• **Written exercise**
All of the records below must be output exactly, with no pictures carried over.

• **Source data**
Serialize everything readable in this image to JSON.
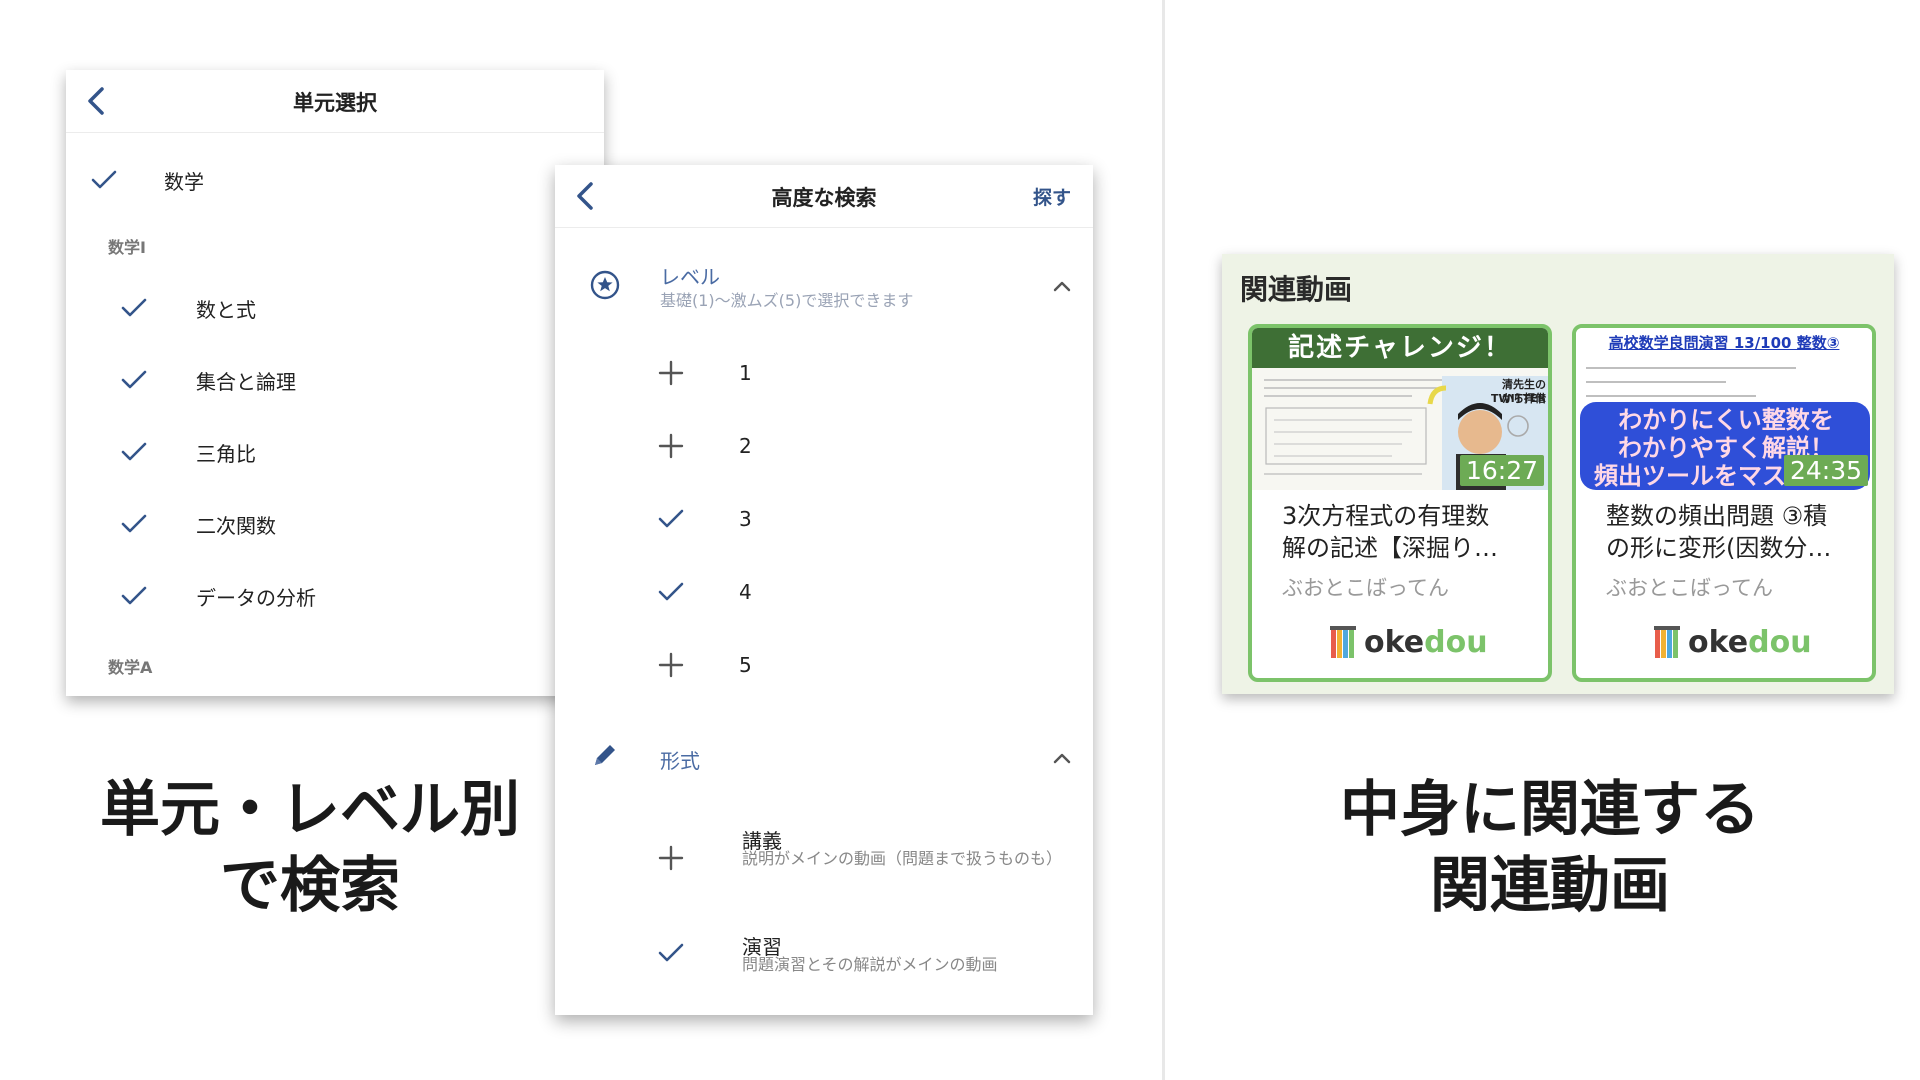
{
  "unit_panel": {
    "title": "単元選択",
    "items": [
      {
        "type": "item",
        "label": "数学",
        "checked": true,
        "level": 0
      },
      {
        "type": "section",
        "label": "数学Ⅰ"
      },
      {
        "type": "item",
        "label": "数と式",
        "checked": true,
        "level": 1
      },
      {
        "type": "item",
        "label": "集合と論理",
        "checked": true,
        "level": 1
      },
      {
        "type": "item",
        "label": "三角比",
        "checked": true,
        "level": 1
      },
      {
        "type": "item",
        "label": "二次関数",
        "checked": true,
        "level": 1
      },
      {
        "type": "item",
        "label": "データの分析",
        "checked": true,
        "level": 1
      },
      {
        "type": "section",
        "label": "数学A"
      }
    ]
  },
  "search_panel": {
    "title": "高度な検索",
    "action": "探す",
    "level_section": {
      "title": "レベル",
      "subtitle": "基礎(1)〜激ムズ(5)で選択できます",
      "options": [
        {
          "label": "1",
          "selected": false
        },
        {
          "label": "2",
          "selected": false
        },
        {
          "label": "3",
          "selected": true
        },
        {
          "label": "4",
          "selected": true
        },
        {
          "label": "5",
          "selected": false
        }
      ]
    },
    "format_section": {
      "title": "形式",
      "options": [
        {
          "title": "講義",
          "desc": "説明がメインの動画（問題まで扱うものも）",
          "selected": false
        },
        {
          "title": "演習",
          "desc": "問題演習とその解説がメインの動画",
          "selected": true
        }
      ]
    }
  },
  "captions": {
    "left_line1": "単元・レベル別",
    "left_line2": "で検索",
    "right_line1": "中身に関連する",
    "right_line2": "関連動画"
  },
  "related": {
    "title": "関連動画",
    "videos": [
      {
        "thumb_banner": "記述チャレンジ！",
        "thumb_badge_line1": "清先生のTWITTER",
        "thumb_badge_line2": "から拝借",
        "duration": "16:27",
        "title_line1": "3次方程式の有理数",
        "title_line2": "解の記述【深掘り…",
        "channel": "ぶおとこばってん",
        "logo_a": "oke",
        "logo_b": "dou"
      },
      {
        "thumb_banner": "高校数学良問演習 13/100 整数③",
        "thumb_bubble_line1": "わかりにくい整数を",
        "thumb_bubble_line2": "わかりやすく解説！",
        "thumb_bubble_line3": "頻出ツールをマス",
        "duration": "24:35",
        "title_line1": "整数の頻出問題 ③積",
        "title_line2": "の形に変形(因数分…",
        "channel": "ぶおとこばってん",
        "logo_a": "oke",
        "logo_b": "dou"
      }
    ]
  },
  "colors": {
    "accent_blue": "#4a6ba3",
    "card_green": "#7cc36a",
    "panel_bg": "#eef3e6"
  }
}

• **Task response**
Serialize everything readable in this image to JSON.
{
  "unit_panel": {
    "title": "単元選択",
    "items": [
      {
        "type": "item",
        "label": "数学",
        "checked": true,
        "level": 0
      },
      {
        "type": "section",
        "label": "数学Ⅰ"
      },
      {
        "type": "item",
        "label": "数と式",
        "checked": true,
        "level": 1
      },
      {
        "type": "item",
        "label": "集合と論理",
        "checked": true,
        "level": 1
      },
      {
        "type": "item",
        "label": "三角比",
        "checked": true,
        "level": 1
      },
      {
        "type": "item",
        "label": "二次関数",
        "checked": true,
        "level": 1
      },
      {
        "type": "item",
        "label": "データの分析",
        "checked": true,
        "level": 1
      },
      {
        "type": "section",
        "label": "数学A"
      }
    ]
  },
  "search_panel": {
    "title": "高度な検索",
    "action": "探す",
    "level_section": {
      "title": "レベル",
      "subtitle": "基礎(1)〜激ムズ(5)で選択できます",
      "options": [
        {
          "label": "1",
          "selected": false
        },
        {
          "label": "2",
          "selected": false
        },
        {
          "label": "3",
          "selected": true
        },
        {
          "label": "4",
          "selected": true
        },
        {
          "label": "5",
          "selected": false
        }
      ]
    },
    "format_section": {
      "title": "形式",
      "options": [
        {
          "title": "講義",
          "desc": "説明がメインの動画（問題まで扱うものも）",
          "selected": false
        },
        {
          "title": "演習",
          "desc": "問題演習とその解説がメインの動画",
          "selected": true
        }
      ]
    }
  },
  "captions": {
    "left_line1": "単元・レベル別",
    "left_line2": "で検索",
    "right_line1": "中身に関連する",
    "right_line2": "関連動画"
  },
  "related": {
    "title": "関連動画",
    "videos": [
      {
        "thumb_banner": "記述チャレンジ！",
        "thumb_badge_line1": "清先生のTWITTER",
        "thumb_badge_line2": "から拝借",
        "duration": "16:27",
        "title_line1": "3次方程式の有理数",
        "title_line2": "解の記述【深掘り…",
        "channel": "ぶおとこばってん",
        "logo_a": "oke",
        "logo_b": "dou"
      },
      {
        "thumb_banner": "高校数学良問演習 13/100 整数③",
        "thumb_bubble_line1": "わかりにくい整数を",
        "thumb_bubble_line2": "わかりやすく解説！",
        "thumb_bubble_line3": "頻出ツールをマス",
        "duration": "24:35",
        "title_line1": "整数の頻出問題 ③積",
        "title_line2": "の形に変形(因数分…",
        "channel": "ぶおとこばってん",
        "logo_a": "oke",
        "logo_b": "dou"
      }
    ]
  },
  "colors": {
    "accent_blue": "#4a6ba3",
    "card_green": "#7cc36a",
    "panel_bg": "#eef3e6"
  }
}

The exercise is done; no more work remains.